### Written exercise:
Search the listing for "pour" and copy every line where it appears.

### Data shown:
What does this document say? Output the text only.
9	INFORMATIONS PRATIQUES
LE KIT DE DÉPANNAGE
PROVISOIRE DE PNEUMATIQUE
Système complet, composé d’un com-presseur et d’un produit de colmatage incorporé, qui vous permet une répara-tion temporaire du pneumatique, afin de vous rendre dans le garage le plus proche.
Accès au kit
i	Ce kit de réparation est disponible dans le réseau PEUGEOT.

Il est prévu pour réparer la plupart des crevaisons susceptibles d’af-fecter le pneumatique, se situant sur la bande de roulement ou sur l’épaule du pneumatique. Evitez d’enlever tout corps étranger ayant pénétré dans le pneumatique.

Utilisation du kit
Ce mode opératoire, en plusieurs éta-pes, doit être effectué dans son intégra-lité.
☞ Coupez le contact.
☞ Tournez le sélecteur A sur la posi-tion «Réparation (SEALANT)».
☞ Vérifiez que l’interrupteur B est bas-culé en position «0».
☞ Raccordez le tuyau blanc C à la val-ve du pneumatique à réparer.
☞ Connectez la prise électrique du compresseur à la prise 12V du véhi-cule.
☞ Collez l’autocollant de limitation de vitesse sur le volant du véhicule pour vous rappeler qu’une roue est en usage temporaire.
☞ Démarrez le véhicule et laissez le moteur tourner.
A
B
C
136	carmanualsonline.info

### Expected answer:
Il est prévu pour réparer la plupart des crevaisons susceptibles d’af-fecter le pneumatique, se situant sur la bande de roulement ou sur l’épaule du pneumatique. Evitez d’enlever tout corps étranger ayant pénétré dans le pneumatique.
☞ Collez l’autocollant de limitation de vitesse sur le volant du véhicule pour vous rappeler qu’une roue est en usage temporaire.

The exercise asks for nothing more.